* Given task: Exactly repeat the material, dropping only the pictures.

Chart and figure data:
________________

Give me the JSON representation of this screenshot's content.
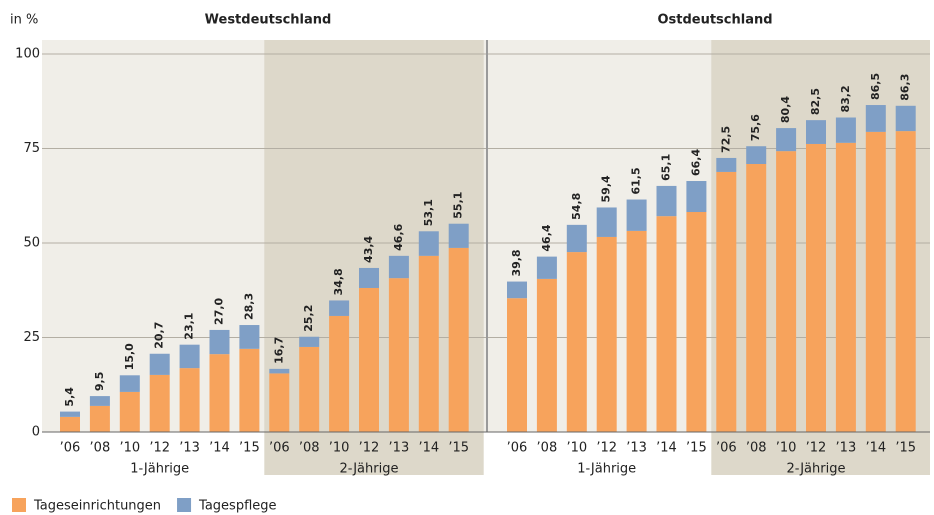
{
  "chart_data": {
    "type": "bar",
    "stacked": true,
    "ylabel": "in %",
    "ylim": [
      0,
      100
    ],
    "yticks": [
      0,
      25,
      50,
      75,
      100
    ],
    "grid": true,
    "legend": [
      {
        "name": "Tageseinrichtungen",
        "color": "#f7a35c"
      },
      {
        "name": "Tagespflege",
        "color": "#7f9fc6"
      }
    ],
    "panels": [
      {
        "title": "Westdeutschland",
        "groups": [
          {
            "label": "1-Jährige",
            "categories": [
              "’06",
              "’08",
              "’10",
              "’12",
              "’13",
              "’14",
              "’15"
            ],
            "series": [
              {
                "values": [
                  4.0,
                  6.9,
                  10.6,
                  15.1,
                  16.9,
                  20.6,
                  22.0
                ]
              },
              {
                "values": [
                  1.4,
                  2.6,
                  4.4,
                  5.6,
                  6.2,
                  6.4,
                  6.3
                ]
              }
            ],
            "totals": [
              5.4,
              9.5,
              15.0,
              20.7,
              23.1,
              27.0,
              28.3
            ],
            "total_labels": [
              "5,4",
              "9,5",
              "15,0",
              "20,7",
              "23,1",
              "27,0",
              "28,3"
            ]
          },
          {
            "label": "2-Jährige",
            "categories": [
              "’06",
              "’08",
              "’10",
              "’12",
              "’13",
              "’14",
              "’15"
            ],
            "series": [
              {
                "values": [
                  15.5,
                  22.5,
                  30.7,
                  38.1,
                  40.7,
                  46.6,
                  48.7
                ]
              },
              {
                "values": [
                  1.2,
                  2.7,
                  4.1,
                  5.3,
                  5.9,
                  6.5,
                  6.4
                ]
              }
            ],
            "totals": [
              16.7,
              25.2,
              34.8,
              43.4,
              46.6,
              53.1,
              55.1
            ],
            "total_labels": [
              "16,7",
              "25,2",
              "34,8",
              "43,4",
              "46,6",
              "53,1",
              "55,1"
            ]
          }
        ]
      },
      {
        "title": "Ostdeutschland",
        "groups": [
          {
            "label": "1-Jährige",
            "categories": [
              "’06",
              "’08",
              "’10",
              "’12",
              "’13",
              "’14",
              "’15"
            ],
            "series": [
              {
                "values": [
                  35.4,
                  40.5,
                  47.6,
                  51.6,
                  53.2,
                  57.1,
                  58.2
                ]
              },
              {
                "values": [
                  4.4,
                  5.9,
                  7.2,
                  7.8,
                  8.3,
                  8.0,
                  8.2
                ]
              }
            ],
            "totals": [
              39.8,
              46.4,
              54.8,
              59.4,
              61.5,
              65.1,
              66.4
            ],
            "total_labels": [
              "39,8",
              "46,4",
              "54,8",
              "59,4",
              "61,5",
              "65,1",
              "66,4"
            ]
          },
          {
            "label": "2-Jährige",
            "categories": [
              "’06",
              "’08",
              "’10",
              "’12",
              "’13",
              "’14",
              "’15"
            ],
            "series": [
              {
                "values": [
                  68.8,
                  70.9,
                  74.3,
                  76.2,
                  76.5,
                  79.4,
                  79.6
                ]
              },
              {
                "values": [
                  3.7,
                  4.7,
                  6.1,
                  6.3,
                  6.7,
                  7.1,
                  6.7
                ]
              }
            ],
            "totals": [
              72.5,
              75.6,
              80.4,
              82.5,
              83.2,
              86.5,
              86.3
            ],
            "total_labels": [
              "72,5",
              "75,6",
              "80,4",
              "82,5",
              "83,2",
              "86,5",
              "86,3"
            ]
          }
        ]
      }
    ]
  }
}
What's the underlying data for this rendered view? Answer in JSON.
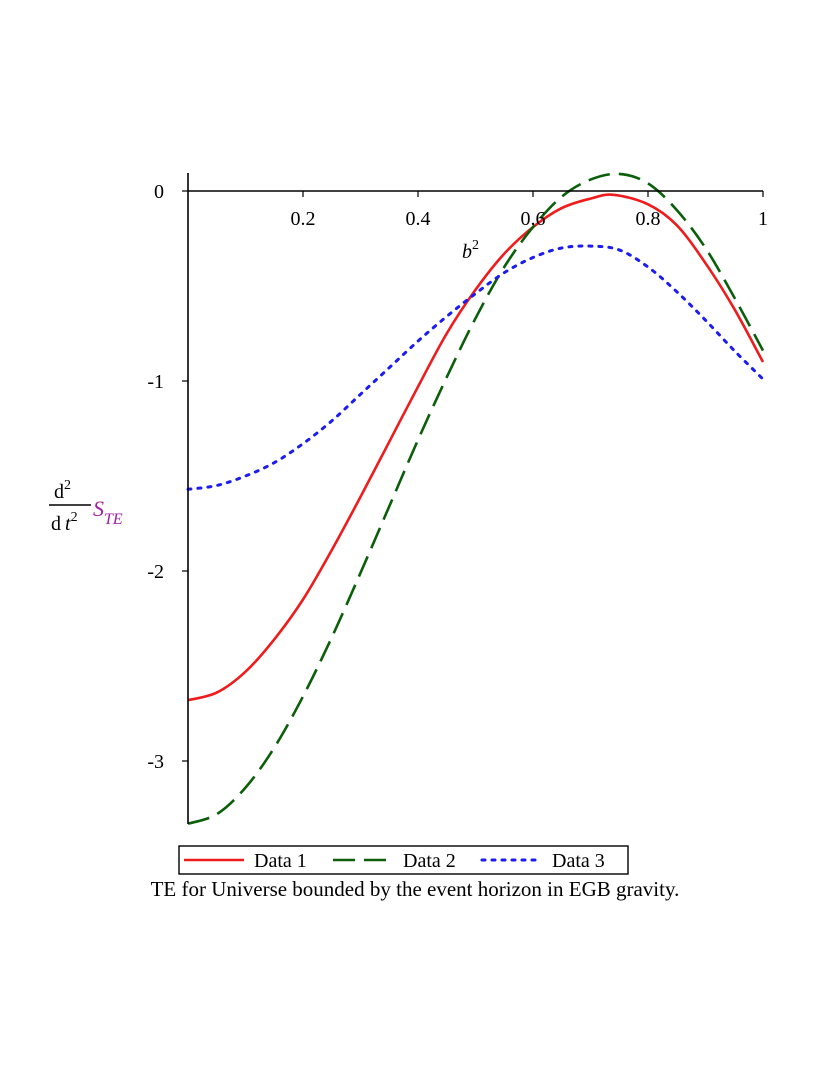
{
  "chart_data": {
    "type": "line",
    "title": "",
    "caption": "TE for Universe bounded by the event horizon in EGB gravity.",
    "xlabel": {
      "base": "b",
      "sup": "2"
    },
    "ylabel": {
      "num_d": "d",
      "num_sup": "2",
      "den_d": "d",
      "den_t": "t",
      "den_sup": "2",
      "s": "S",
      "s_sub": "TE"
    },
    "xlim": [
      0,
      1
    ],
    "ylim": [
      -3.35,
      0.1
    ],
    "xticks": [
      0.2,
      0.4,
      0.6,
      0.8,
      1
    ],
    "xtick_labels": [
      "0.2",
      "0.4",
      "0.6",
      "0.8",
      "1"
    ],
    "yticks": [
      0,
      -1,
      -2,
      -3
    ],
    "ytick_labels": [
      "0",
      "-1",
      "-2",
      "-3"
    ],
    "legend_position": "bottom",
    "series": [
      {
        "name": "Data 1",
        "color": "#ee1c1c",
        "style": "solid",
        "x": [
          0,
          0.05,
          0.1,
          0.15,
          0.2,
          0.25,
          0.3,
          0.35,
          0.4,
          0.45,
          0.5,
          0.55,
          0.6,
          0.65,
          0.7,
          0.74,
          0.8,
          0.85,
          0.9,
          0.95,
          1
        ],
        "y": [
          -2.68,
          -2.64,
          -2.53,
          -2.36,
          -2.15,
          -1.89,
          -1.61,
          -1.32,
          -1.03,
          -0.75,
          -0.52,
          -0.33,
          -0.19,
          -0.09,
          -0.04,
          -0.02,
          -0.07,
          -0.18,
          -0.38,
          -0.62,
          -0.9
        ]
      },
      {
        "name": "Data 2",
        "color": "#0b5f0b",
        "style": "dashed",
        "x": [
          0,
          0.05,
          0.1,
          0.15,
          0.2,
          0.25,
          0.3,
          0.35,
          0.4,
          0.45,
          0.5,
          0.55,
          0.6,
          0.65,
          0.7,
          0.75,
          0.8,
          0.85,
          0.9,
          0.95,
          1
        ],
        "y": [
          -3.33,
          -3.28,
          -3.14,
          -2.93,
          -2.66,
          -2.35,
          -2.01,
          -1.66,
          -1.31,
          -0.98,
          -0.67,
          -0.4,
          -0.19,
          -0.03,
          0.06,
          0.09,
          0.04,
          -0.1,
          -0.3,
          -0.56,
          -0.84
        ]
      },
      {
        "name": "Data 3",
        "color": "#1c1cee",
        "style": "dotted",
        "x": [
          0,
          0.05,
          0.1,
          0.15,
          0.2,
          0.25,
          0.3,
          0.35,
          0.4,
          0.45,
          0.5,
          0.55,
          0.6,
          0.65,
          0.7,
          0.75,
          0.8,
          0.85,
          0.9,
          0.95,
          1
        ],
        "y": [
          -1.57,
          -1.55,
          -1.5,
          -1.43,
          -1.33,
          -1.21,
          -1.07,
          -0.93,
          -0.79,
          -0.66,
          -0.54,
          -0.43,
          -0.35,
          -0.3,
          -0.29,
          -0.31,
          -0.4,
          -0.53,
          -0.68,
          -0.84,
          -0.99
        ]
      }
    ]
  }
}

________________

* Solution to the exercise:
Give me the JSON representation of this screenshot's content.
{
  "chart_data": {
    "type": "bar",
    "stacked": true,
    "ylabel": "in %",
    "ylim": [
      0,
      100
    ],
    "yticks": [
      0,
      25,
      50,
      75,
      100
    ],
    "grid": true,
    "legend": [
      {
        "name": "Tageseinrichtungen",
        "color": "#f7a35c"
      },
      {
        "name": "Tagespflege",
        "color": "#7f9fc6"
      }
    ],
    "panels": [
      {
        "title": "Westdeutschland",
        "groups": [
          {
            "label": "1-Jährige",
            "categories": [
              "’06",
              "’08",
              "’10",
              "’12",
              "’13",
              "’14",
              "’15"
            ],
            "series": [
              {
                "values": [
                  4.0,
                  6.9,
                  10.6,
                  15.1,
                  16.9,
                  20.6,
                  22.0
                ]
              },
              {
                "values": [
                  1.4,
                  2.6,
                  4.4,
                  5.6,
                  6.2,
                  6.4,
                  6.3
                ]
              }
            ],
            "totals": [
              5.4,
              9.5,
              15.0,
              20.7,
              23.1,
              27.0,
              28.3
            ],
            "total_labels": [
              "5,4",
              "9,5",
              "15,0",
              "20,7",
              "23,1",
              "27,0",
              "28,3"
            ]
          },
          {
            "label": "2-Jährige",
            "categories": [
              "’06",
              "’08",
              "’10",
              "’12",
              "’13",
              "’14",
              "’15"
            ],
            "series": [
              {
                "values": [
                  15.5,
                  22.5,
                  30.7,
                  38.1,
                  40.7,
                  46.6,
                  48.7
                ]
              },
              {
                "values": [
                  1.2,
                  2.7,
                  4.1,
                  5.3,
                  5.9,
                  6.5,
                  6.4
                ]
              }
            ],
            "totals": [
              16.7,
              25.2,
              34.8,
              43.4,
              46.6,
              53.1,
              55.1
            ],
            "total_labels": [
              "16,7",
              "25,2",
              "34,8",
              "43,4",
              "46,6",
              "53,1",
              "55,1"
            ]
          }
        ]
      },
      {
        "title": "Ostdeutschland",
        "groups": [
          {
            "label": "1-Jährige",
            "categories": [
              "’06",
              "’08",
              "’10",
              "’12",
              "’13",
              "’14",
              "’15"
            ],
            "series": [
              {
                "values": [
                  35.4,
                  40.5,
                  47.6,
                  51.6,
                  53.2,
                  57.1,
                  58.2
                ]
              },
              {
                "values": [
                  4.4,
                  5.9,
                  7.2,
                  7.8,
                  8.3,
                  8.0,
                  8.2
                ]
              }
            ],
            "totals": [
              39.8,
              46.4,
              54.8,
              59.4,
              61.5,
              65.1,
              66.4
            ],
            "total_labels": [
              "39,8",
              "46,4",
              "54,8",
              "59,4",
              "61,5",
              "65,1",
              "66,4"
            ]
          },
          {
            "label": "2-Jährige",
            "categories": [
              "’06",
              "’08",
              "’10",
              "’12",
              "’13",
              "’14",
              "’15"
            ],
            "series": [
              {
                "values": [
                  68.8,
                  70.9,
                  74.3,
                  76.2,
                  76.5,
                  79.4,
                  79.6
                ]
              },
              {
                "values": [
                  3.7,
                  4.7,
                  6.1,
                  6.3,
                  6.7,
                  7.1,
                  6.7
                ]
              }
            ],
            "totals": [
              72.5,
              75.6,
              80.4,
              82.5,
              83.2,
              86.5,
              86.3
            ],
            "total_labels": [
              "72,5",
              "75,6",
              "80,4",
              "82,5",
              "83,2",
              "86,5",
              "86,3"
            ]
          }
        ]
      }
    ]
  }
}
What's the underlying data for this rendered view? Answer in JSON.
{
  "chart_data": {
    "type": "line",
    "title": "",
    "caption": "TE for Universe bounded by the event horizon in EGB gravity.",
    "xlabel": {
      "base": "b",
      "sup": "2"
    },
    "ylabel": {
      "num_d": "d",
      "num_sup": "2",
      "den_d": "d",
      "den_t": "t",
      "den_sup": "2",
      "s": "S",
      "s_sub": "TE"
    },
    "xlim": [
      0,
      1
    ],
    "ylim": [
      -3.35,
      0.1
    ],
    "xticks": [
      0.2,
      0.4,
      0.6,
      0.8,
      1
    ],
    "xtick_labels": [
      "0.2",
      "0.4",
      "0.6",
      "0.8",
      "1"
    ],
    "yticks": [
      0,
      -1,
      -2,
      -3
    ],
    "ytick_labels": [
      "0",
      "-1",
      "-2",
      "-3"
    ],
    "legend_position": "bottom",
    "series": [
      {
        "name": "Data 1",
        "color": "#ee1c1c",
        "style": "solid",
        "x": [
          0,
          0.05,
          0.1,
          0.15,
          0.2,
          0.25,
          0.3,
          0.35,
          0.4,
          0.45,
          0.5,
          0.55,
          0.6,
          0.65,
          0.7,
          0.74,
          0.8,
          0.85,
          0.9,
          0.95,
          1
        ],
        "y": [
          -2.68,
          -2.64,
          -2.53,
          -2.36,
          -2.15,
          -1.89,
          -1.61,
          -1.32,
          -1.03,
          -0.75,
          -0.52,
          -0.33,
          -0.19,
          -0.09,
          -0.04,
          -0.02,
          -0.07,
          -0.18,
          -0.38,
          -0.62,
          -0.9
        ]
      },
      {
        "name": "Data 2",
        "color": "#0b5f0b",
        "style": "dashed",
        "x": [
          0,
          0.05,
          0.1,
          0.15,
          0.2,
          0.25,
          0.3,
          0.35,
          0.4,
          0.45,
          0.5,
          0.55,
          0.6,
          0.65,
          0.7,
          0.75,
          0.8,
          0.85,
          0.9,
          0.95,
          1
        ],
        "y": [
          -3.33,
          -3.28,
          -3.14,
          -2.93,
          -2.66,
          -2.35,
          -2.01,
          -1.66,
          -1.31,
          -0.98,
          -0.67,
          -0.4,
          -0.19,
          -0.03,
          0.06,
          0.09,
          0.04,
          -0.1,
          -0.3,
          -0.56,
          -0.84
        ]
      },
      {
        "name": "Data 3",
        "color": "#1c1cee",
        "style": "dotted",
        "x": [
          0,
          0.05,
          0.1,
          0.15,
          0.2,
          0.25,
          0.3,
          0.35,
          0.4,
          0.45,
          0.5,
          0.55,
          0.6,
          0.65,
          0.7,
          0.75,
          0.8,
          0.85,
          0.9,
          0.95,
          1
        ],
        "y": [
          -1.57,
          -1.55,
          -1.5,
          -1.43,
          -1.33,
          -1.21,
          -1.07,
          -0.93,
          -0.79,
          -0.66,
          -0.54,
          -0.43,
          -0.35,
          -0.3,
          -0.29,
          -0.31,
          -0.4,
          -0.53,
          -0.68,
          -0.84,
          -0.99
        ]
      }
    ]
  }
}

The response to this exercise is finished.